▶ [Work instructions]:
Skip the pictures and quote all of the lines exactly.

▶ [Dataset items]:
════════════════════
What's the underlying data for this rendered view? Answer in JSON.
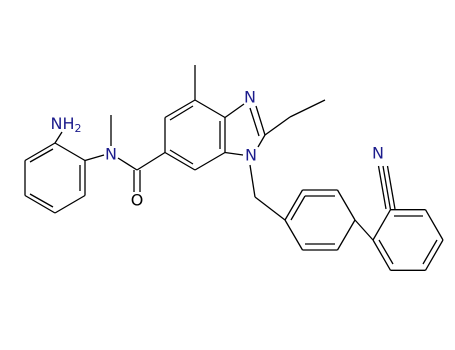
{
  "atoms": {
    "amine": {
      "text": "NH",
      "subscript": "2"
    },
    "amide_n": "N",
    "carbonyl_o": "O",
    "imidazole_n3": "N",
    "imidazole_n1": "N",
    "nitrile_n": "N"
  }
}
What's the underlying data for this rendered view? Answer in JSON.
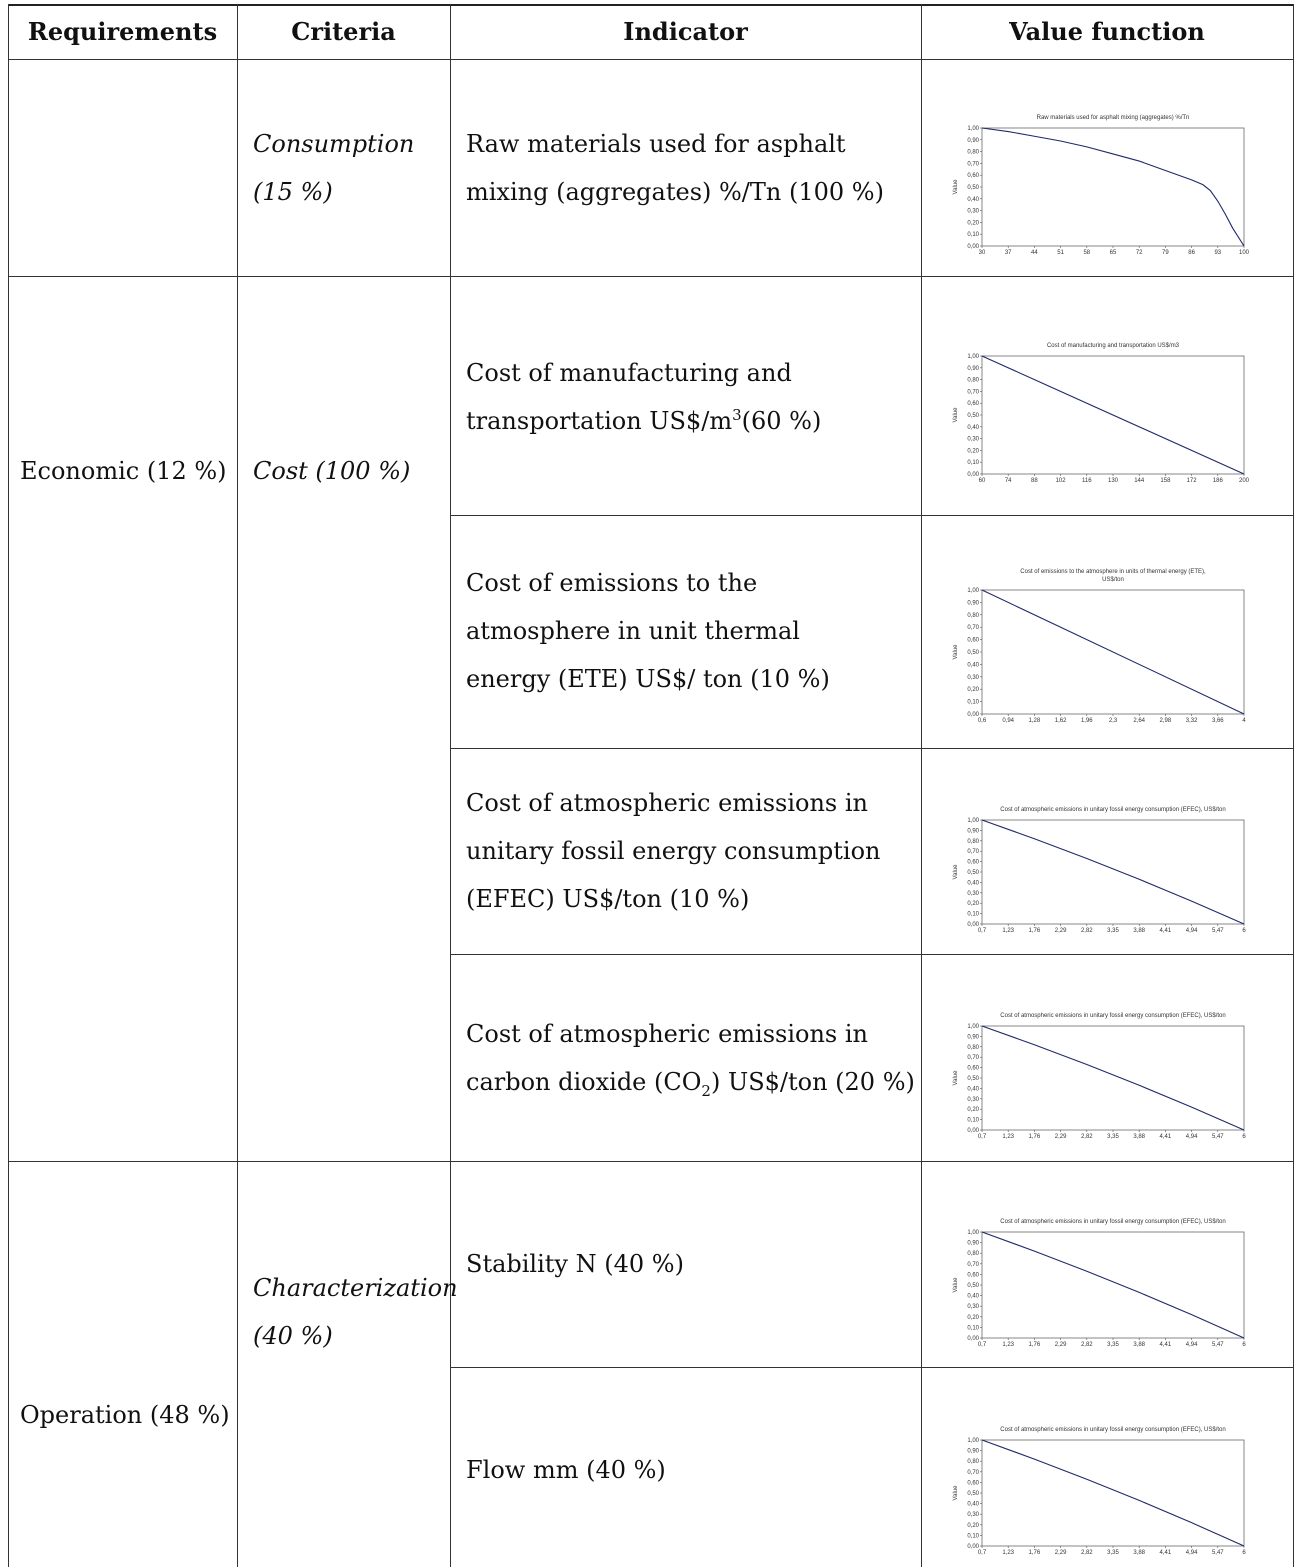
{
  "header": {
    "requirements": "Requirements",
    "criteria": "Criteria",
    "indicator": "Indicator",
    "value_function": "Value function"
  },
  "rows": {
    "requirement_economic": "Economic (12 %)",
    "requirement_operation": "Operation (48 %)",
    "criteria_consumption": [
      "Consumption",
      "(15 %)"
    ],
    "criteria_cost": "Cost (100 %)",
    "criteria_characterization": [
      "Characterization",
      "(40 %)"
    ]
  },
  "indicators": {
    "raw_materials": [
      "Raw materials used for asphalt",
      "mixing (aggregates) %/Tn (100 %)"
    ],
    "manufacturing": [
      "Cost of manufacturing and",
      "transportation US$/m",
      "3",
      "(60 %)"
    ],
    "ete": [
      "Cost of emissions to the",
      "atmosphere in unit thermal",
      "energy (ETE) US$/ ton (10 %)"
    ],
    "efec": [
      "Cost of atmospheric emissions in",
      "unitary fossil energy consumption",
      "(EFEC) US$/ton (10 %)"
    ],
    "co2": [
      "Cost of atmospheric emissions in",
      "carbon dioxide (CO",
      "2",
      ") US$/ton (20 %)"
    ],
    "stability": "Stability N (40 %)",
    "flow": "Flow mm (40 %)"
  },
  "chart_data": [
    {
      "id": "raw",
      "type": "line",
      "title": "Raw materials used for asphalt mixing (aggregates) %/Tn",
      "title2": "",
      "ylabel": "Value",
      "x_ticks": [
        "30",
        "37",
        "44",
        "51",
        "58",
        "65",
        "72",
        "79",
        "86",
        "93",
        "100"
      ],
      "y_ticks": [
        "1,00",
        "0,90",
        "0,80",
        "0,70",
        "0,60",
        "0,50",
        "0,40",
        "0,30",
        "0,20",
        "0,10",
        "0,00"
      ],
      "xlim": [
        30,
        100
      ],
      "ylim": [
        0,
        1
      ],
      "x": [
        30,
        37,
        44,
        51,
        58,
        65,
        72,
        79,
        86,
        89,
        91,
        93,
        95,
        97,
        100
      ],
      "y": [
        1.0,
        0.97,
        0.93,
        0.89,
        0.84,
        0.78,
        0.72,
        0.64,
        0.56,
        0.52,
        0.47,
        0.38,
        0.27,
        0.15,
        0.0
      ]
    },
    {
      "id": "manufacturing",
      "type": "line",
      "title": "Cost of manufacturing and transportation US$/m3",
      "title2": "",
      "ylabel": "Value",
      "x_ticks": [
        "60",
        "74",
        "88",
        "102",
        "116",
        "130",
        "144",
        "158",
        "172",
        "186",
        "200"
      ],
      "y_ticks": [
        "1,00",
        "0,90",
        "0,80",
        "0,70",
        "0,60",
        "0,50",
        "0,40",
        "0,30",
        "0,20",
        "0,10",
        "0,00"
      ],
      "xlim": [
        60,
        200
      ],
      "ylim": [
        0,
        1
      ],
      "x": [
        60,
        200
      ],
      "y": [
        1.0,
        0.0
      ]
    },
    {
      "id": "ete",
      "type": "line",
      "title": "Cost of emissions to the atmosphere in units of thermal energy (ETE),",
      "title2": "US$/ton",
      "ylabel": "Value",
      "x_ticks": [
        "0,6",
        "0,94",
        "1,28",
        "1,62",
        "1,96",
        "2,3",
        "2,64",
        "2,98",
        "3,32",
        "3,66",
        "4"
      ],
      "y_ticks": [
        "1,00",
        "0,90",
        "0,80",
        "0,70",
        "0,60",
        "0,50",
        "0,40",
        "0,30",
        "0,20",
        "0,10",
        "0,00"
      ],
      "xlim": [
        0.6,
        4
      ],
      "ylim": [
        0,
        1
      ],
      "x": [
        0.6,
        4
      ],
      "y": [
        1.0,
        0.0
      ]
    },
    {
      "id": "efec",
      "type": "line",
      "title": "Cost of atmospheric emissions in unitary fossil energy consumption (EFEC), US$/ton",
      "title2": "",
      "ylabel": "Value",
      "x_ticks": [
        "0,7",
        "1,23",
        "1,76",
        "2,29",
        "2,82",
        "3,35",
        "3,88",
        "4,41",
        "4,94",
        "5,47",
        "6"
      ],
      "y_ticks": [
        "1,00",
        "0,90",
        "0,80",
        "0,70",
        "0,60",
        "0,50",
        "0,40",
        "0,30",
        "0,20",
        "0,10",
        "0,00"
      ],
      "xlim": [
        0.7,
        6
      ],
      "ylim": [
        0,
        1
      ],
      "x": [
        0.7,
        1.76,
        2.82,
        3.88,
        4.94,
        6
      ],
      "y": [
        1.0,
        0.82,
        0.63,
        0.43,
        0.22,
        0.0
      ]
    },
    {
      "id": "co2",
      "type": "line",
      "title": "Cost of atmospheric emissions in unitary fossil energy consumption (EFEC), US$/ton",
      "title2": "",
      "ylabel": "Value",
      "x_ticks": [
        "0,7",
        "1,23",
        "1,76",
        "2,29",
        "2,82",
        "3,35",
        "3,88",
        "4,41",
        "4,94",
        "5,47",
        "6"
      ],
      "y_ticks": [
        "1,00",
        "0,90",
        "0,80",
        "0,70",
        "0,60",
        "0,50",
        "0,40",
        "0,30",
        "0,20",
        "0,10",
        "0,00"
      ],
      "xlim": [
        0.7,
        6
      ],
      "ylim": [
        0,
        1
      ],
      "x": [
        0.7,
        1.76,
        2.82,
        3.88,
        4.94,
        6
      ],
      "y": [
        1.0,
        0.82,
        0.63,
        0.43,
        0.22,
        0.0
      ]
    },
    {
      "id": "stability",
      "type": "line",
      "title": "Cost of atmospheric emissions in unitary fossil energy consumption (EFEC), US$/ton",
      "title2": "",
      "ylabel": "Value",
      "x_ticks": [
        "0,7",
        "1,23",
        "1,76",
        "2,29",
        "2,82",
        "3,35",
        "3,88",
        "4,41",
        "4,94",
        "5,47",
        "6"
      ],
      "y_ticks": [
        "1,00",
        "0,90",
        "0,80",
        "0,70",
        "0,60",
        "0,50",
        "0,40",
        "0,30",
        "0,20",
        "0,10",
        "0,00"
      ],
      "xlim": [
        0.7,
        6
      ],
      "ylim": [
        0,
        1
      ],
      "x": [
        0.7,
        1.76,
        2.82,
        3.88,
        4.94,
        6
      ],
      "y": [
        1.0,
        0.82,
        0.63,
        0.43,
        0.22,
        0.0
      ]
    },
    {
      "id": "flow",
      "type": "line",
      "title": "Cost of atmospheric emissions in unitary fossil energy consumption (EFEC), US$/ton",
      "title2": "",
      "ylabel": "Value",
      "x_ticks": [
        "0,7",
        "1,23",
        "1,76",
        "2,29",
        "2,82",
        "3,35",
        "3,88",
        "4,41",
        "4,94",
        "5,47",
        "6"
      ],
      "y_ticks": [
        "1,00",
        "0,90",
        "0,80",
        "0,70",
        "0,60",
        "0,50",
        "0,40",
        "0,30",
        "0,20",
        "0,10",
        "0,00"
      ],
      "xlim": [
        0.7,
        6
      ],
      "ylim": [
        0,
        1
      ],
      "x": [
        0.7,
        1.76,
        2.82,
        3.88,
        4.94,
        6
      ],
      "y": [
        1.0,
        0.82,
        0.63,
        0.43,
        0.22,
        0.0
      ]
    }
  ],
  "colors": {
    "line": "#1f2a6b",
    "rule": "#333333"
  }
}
════════════════════
▶ [Solution to the exercise]:
What's the underlying data for this rendered view? Answer in JSON.
{
  "atoms": {
    "amine": {
      "text": "NH",
      "subscript": "2"
    },
    "amide_n": "N",
    "carbonyl_o": "O",
    "imidazole_n3": "N",
    "imidazole_n1": "N",
    "nitrile_n": "N"
  }
}
What's the underlying data for this rendered view? Answer in JSON.
{
  "header": {
    "requirements": "Requirements",
    "criteria": "Criteria",
    "indicator": "Indicator",
    "value_function": "Value function"
  },
  "rows": {
    "requirement_economic": "Economic (12 %)",
    "requirement_operation": "Operation (48 %)",
    "criteria_consumption": [
      "Consumption",
      "(15 %)"
    ],
    "criteria_cost": "Cost (100 %)",
    "criteria_characterization": [
      "Characterization",
      "(40 %)"
    ]
  },
  "indicators": {
    "raw_materials": [
      "Raw materials used for asphalt",
      "mixing (aggregates) %/Tn (100 %)"
    ],
    "manufacturing": [
      "Cost of manufacturing and",
      "transportation US$/m",
      "3",
      "(60 %)"
    ],
    "ete": [
      "Cost of emissions to the",
      "atmosphere in unit thermal",
      "energy (ETE) US$/ ton (10 %)"
    ],
    "efec": [
      "Cost of atmospheric emissions in",
      "unitary fossil energy consumption",
      "(EFEC) US$/ton (10 %)"
    ],
    "co2": [
      "Cost of atmospheric emissions in",
      "carbon dioxide (CO",
      "2",
      ") US$/ton (20 %)"
    ],
    "stability": "Stability N (40 %)",
    "flow": "Flow mm (40 %)"
  },
  "chart_data": [
    {
      "id": "raw",
      "type": "line",
      "title": "Raw materials used for asphalt mixing (aggregates) %/Tn",
      "title2": "",
      "ylabel": "Value",
      "x_ticks": [
        "30",
        "37",
        "44",
        "51",
        "58",
        "65",
        "72",
        "79",
        "86",
        "93",
        "100"
      ],
      "y_ticks": [
        "1,00",
        "0,90",
        "0,80",
        "0,70",
        "0,60",
        "0,50",
        "0,40",
        "0,30",
        "0,20",
        "0,10",
        "0,00"
      ],
      "xlim": [
        30,
        100
      ],
      "ylim": [
        0,
        1
      ],
      "x": [
        30,
        37,
        44,
        51,
        58,
        65,
        72,
        79,
        86,
        89,
        91,
        93,
        95,
        97,
        100
      ],
      "y": [
        1.0,
        0.97,
        0.93,
        0.89,
        0.84,
        0.78,
        0.72,
        0.64,
        0.56,
        0.52,
        0.47,
        0.38,
        0.27,
        0.15,
        0.0
      ]
    },
    {
      "id": "manufacturing",
      "type": "line",
      "title": "Cost of manufacturing and transportation US$/m3",
      "title2": "",
      "ylabel": "Value",
      "x_ticks": [
        "60",
        "74",
        "88",
        "102",
        "116",
        "130",
        "144",
        "158",
        "172",
        "186",
        "200"
      ],
      "y_ticks": [
        "1,00",
        "0,90",
        "0,80",
        "0,70",
        "0,60",
        "0,50",
        "0,40",
        "0,30",
        "0,20",
        "0,10",
        "0,00"
      ],
      "xlim": [
        60,
        200
      ],
      "ylim": [
        0,
        1
      ],
      "x": [
        60,
        200
      ],
      "y": [
        1.0,
        0.0
      ]
    },
    {
      "id": "ete",
      "type": "line",
      "title": "Cost of emissions to the atmosphere in units of thermal energy (ETE),",
      "title2": "US$/ton",
      "ylabel": "Value",
      "x_ticks": [
        "0,6",
        "0,94",
        "1,28",
        "1,62",
        "1,96",
        "2,3",
        "2,64",
        "2,98",
        "3,32",
        "3,66",
        "4"
      ],
      "y_ticks": [
        "1,00",
        "0,90",
        "0,80",
        "0,70",
        "0,60",
        "0,50",
        "0,40",
        "0,30",
        "0,20",
        "0,10",
        "0,00"
      ],
      "xlim": [
        0.6,
        4
      ],
      "ylim": [
        0,
        1
      ],
      "x": [
        0.6,
        4
      ],
      "y": [
        1.0,
        0.0
      ]
    },
    {
      "id": "efec",
      "type": "line",
      "title": "Cost of atmospheric emissions in unitary fossil energy consumption (EFEC), US$/ton",
      "title2": "",
      "ylabel": "Value",
      "x_ticks": [
        "0,7",
        "1,23",
        "1,76",
        "2,29",
        "2,82",
        "3,35",
        "3,88",
        "4,41",
        "4,94",
        "5,47",
        "6"
      ],
      "y_ticks": [
        "1,00",
        "0,90",
        "0,80",
        "0,70",
        "0,60",
        "0,50",
        "0,40",
        "0,30",
        "0,20",
        "0,10",
        "0,00"
      ],
      "xlim": [
        0.7,
        6
      ],
      "ylim": [
        0,
        1
      ],
      "x": [
        0.7,
        1.76,
        2.82,
        3.88,
        4.94,
        6
      ],
      "y": [
        1.0,
        0.82,
        0.63,
        0.43,
        0.22,
        0.0
      ]
    },
    {
      "id": "co2",
      "type": "line",
      "title": "Cost of atmospheric emissions in unitary fossil energy consumption (EFEC), US$/ton",
      "title2": "",
      "ylabel": "Value",
      "x_ticks": [
        "0,7",
        "1,23",
        "1,76",
        "2,29",
        "2,82",
        "3,35",
        "3,88",
        "4,41",
        "4,94",
        "5,47",
        "6"
      ],
      "y_ticks": [
        "1,00",
        "0,90",
        "0,80",
        "0,70",
        "0,60",
        "0,50",
        "0,40",
        "0,30",
        "0,20",
        "0,10",
        "0,00"
      ],
      "xlim": [
        0.7,
        6
      ],
      "ylim": [
        0,
        1
      ],
      "x": [
        0.7,
        1.76,
        2.82,
        3.88,
        4.94,
        6
      ],
      "y": [
        1.0,
        0.82,
        0.63,
        0.43,
        0.22,
        0.0
      ]
    },
    {
      "id": "stability",
      "type": "line",
      "title": "Cost of atmospheric emissions in unitary fossil energy consumption (EFEC), US$/ton",
      "title2": "",
      "ylabel": "Value",
      "x_ticks": [
        "0,7",
        "1,23",
        "1,76",
        "2,29",
        "2,82",
        "3,35",
        "3,88",
        "4,41",
        "4,94",
        "5,47",
        "6"
      ],
      "y_ticks": [
        "1,00",
        "0,90",
        "0,80",
        "0,70",
        "0,60",
        "0,50",
        "0,40",
        "0,30",
        "0,20",
        "0,10",
        "0,00"
      ],
      "xlim": [
        0.7,
        6
      ],
      "ylim": [
        0,
        1
      ],
      "x": [
        0.7,
        1.76,
        2.82,
        3.88,
        4.94,
        6
      ],
      "y": [
        1.0,
        0.82,
        0.63,
        0.43,
        0.22,
        0.0
      ]
    },
    {
      "id": "flow",
      "type": "line",
      "title": "Cost of atmospheric emissions in unitary fossil energy consumption (EFEC), US$/ton",
      "title2": "",
      "ylabel": "Value",
      "x_ticks": [
        "0,7",
        "1,23",
        "1,76",
        "2,29",
        "2,82",
        "3,35",
        "3,88",
        "4,41",
        "4,94",
        "5,47",
        "6"
      ],
      "y_ticks": [
        "1,00",
        "0,90",
        "0,80",
        "0,70",
        "0,60",
        "0,50",
        "0,40",
        "0,30",
        "0,20",
        "0,10",
        "0,00"
      ],
      "xlim": [
        0.7,
        6
      ],
      "ylim": [
        0,
        1
      ],
      "x": [
        0.7,
        1.76,
        2.82,
        3.88,
        4.94,
        6
      ],
      "y": [
        1.0,
        0.82,
        0.63,
        0.43,
        0.22,
        0.0
      ]
    }
  ],
  "colors": {
    "line": "#1f2a6b",
    "rule": "#333333"
  }
}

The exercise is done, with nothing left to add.